-- START OF DOCUMENT --
Severino Gazzelloni, born Severino Gazzellone (5 January 1919 – 21 November 1992) was an Italian flutist.

Biography 

He was born in Roccasecca and died in Cassino. Gazzelloni was the principal flautist with the RAI National Symphony Orchestra in Turin for 30 years and dedicatee of many works. Composers including Luciano Berio (Sequenza I for solo flute, 1958), Pierre Boulez, Bruno Maderna and Igor Stravinsky wrote pieces for him.

Gazzelloni was also a flute teacher. Some of his notable pupils include jazz player Eric Dolphy, classical flautist Abbie de Quant, flautists Ann Cherry and Carol Wincenc, composer Norma Beecroft, and audio engineer Marina Bosi. Dolphy honored Gazzelloni by naming a composition for him which he included in his 1964 Out to Lunch! album.

In summer 1976 he toured through Italy, performing with classical pianist Bruno Canino and a jazz combo that included  Enrico Intra (piano), Giancarlo Barigozzi  (tenor saxophone), Pino Presti (electric bass), Tullio De Piscopo (drums), and Sergio Farina 
(electric guitar).
-- END OF DOCUMENT --
-- START OF MATERIAL FOR THIS EXERCISE --
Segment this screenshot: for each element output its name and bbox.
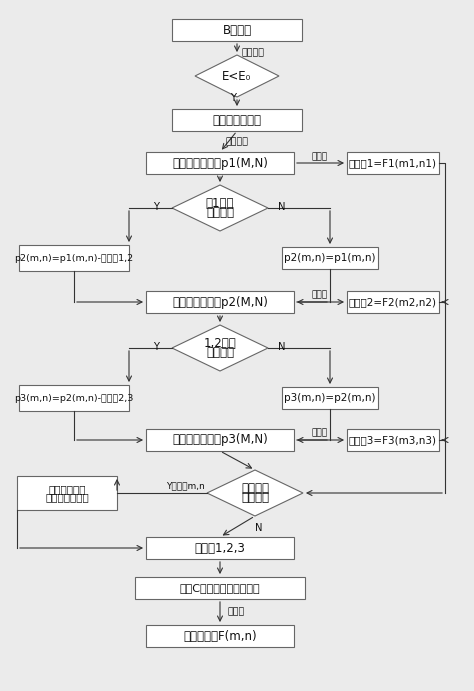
Text: N: N: [278, 202, 286, 212]
Text: 是否超出: 是否超出: [241, 491, 269, 504]
Text: 框1重叠: 框1重叠: [206, 197, 234, 210]
Text: 加载C模式：彩色点数统计: 加载C模式：彩色点数统计: [180, 583, 260, 593]
Bar: [172, 109, 302, 131]
Text: 求最大: 求最大: [228, 607, 245, 616]
Bar: [347, 291, 439, 313]
Text: Y: Y: [153, 342, 159, 352]
Polygon shape: [195, 55, 279, 97]
Text: p2(m,n)=p1(m,n): p2(m,n)=p1(m,n): [284, 253, 376, 263]
Text: N: N: [278, 342, 286, 352]
Bar: [146, 537, 294, 559]
Text: 取样框3=F3(m3,n3): 取样框3=F3(m3,n3): [349, 435, 437, 445]
Text: 低亮度像素点集: 低亮度像素点集: [212, 113, 262, 126]
Text: 求最大: 求最大: [312, 428, 328, 437]
Text: 框与取样: 框与取样: [206, 206, 234, 219]
Text: 取样框1,2,3: 取样框1,2,3: [194, 542, 246, 554]
Bar: [282, 247, 378, 269]
Bar: [172, 19, 302, 41]
Text: 求最大: 求最大: [312, 290, 328, 299]
Text: 取样框点集数组p2(M,N): 取样框点集数组p2(M,N): [172, 296, 268, 308]
Bar: [347, 152, 439, 174]
Text: 初选取样框F(m,n): 初选取样框F(m,n): [183, 630, 257, 643]
Text: 取样框点集数组p3(M,N): 取样框点集数组p3(M,N): [172, 433, 268, 446]
Text: E<E₀: E<E₀: [222, 70, 252, 82]
Bar: [135, 577, 305, 599]
Bar: [17, 476, 117, 510]
Text: Y，调整m,n: Y，调整m,n: [165, 482, 204, 491]
Text: Y: Y: [230, 93, 236, 103]
Polygon shape: [172, 185, 268, 231]
Bar: [146, 291, 294, 313]
Text: 求最大: 求最大: [312, 153, 328, 162]
Bar: [347, 429, 439, 451]
Text: Y: Y: [153, 202, 159, 212]
Text: N: N: [255, 523, 263, 533]
Polygon shape: [207, 470, 303, 516]
Text: 1,2重叠: 1,2重叠: [204, 337, 237, 350]
Polygon shape: [172, 325, 268, 371]
Text: 样框替换原框: 样框替换原框: [48, 484, 86, 494]
Text: 与取样框: 与取样框: [206, 346, 234, 359]
Text: p3(m,n)=p2(m,n)-重叠点2,3: p3(m,n)=p2(m,n)-重叠点2,3: [14, 393, 134, 402]
Text: 取样框2=F2(m2,n2): 取样框2=F2(m2,n2): [349, 297, 437, 307]
Text: 最近邻区域内取: 最近邻区域内取: [45, 492, 89, 502]
Bar: [146, 152, 294, 174]
Text: 逐点过滤: 逐点过滤: [242, 48, 265, 57]
Bar: [146, 429, 294, 451]
Bar: [19, 245, 129, 271]
Text: p3(m,n)=p2(m,n): p3(m,n)=p2(m,n): [284, 393, 376, 403]
Text: 取样框1=F1(m1,n1): 取样框1=F1(m1,n1): [349, 158, 437, 168]
Text: 逐格计算: 逐格计算: [226, 138, 249, 146]
Bar: [146, 625, 294, 647]
Bar: [19, 385, 129, 411]
Bar: [282, 387, 378, 409]
Text: 取样框点集数组p1(M,N): 取样框点集数组p1(M,N): [172, 156, 268, 169]
Text: B超成像: B超成像: [222, 23, 252, 37]
Text: p2(m,n)=p1(m,n)-重叠点1,2: p2(m,n)=p1(m,n)-重叠点1,2: [14, 254, 134, 263]
Text: 扫描区域: 扫描区域: [241, 482, 269, 495]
-- END OF MATERIAL FOR THIS EXERCISE --
**SET PROBLEM 1**
According to the biography of Severino Gazzelloni, in which orchestra did he serve as principal flautist, and for how many years?
**SET PROBLEM 2**
In the data entries, retype every line from the line with "Text: N: N: [278, 202, 286, 212]" through the line with "Text: 求最大: 求最大: [312, 153, 328, 162]", including both of those lines.

**TASK RESULT 1**
He was principal flautist with the RAI National Symphony Orchestra in Turin for 30 years.

**TASK RESULT 2**
Text: N: N: [278, 202, 286, 212]
Text: 是否超出: 是否超出: [241, 491, 269, 504]
Text: 框1重叠: 框1重叠: [206, 197, 234, 210]
Text: 加载C模式：彩色点数统计: 加载C模式：彩色点数统计: [180, 583, 260, 593]
Bar: [172, 109, 302, 131]
Text: 求最大: 求最大: [228, 607, 245, 616]
Bar: [347, 291, 439, 313]
Text: Y: Y: [153, 342, 159, 352]
Polygon shape: [195, 55, 279, 97]
Text: p2(m,n)=p1(m,n): p2(m,n)=p1(m,n): [284, 253, 376, 263]
Text: N: N: [278, 342, 286, 352]
Bar: [146, 537, 294, 559]
Text: 取样框3=F3(m3,n3): 取样框3=F3(m3,n3): [349, 435, 437, 445]
Text: 低亮度像素点集: 低亮度像素点集: [212, 113, 262, 126]
Text: 求最大: 求最大: [312, 428, 328, 437]
Text: 框与取样: 框与取样: [206, 206, 234, 219]
Text: 取样框1,2,3: 取样框1,2,3: [194, 542, 246, 554]
Bar: [282, 247, 378, 269]
Bar: [172, 19, 302, 41]
Text: 求最大: 求最大: [312, 290, 328, 299]
Text: 取样框点集数组p2(M,N): 取样框点集数组p2(M,N): [172, 296, 268, 308]
Bar: [347, 152, 439, 174]
Text: 初选取样框F(m,n): 初选取样框F(m,n): [183, 630, 257, 643]
Text: 取样框点集数组p3(M,N): 取样框点集数组p3(M,N): [172, 433, 268, 446]
Text: E<E₀: E<E₀: [222, 70, 252, 82]
Bar: [135, 577, 305, 599]
Bar: [17, 476, 117, 510]
Text: Y，调整m,n: Y，调整m,n: [165, 482, 204, 491]
Text: Y: Y: [230, 93, 236, 103]
Polygon shape: [172, 185, 268, 231]
Bar: [146, 291, 294, 313]
Text: 求最大: 求最大: [312, 153, 328, 162]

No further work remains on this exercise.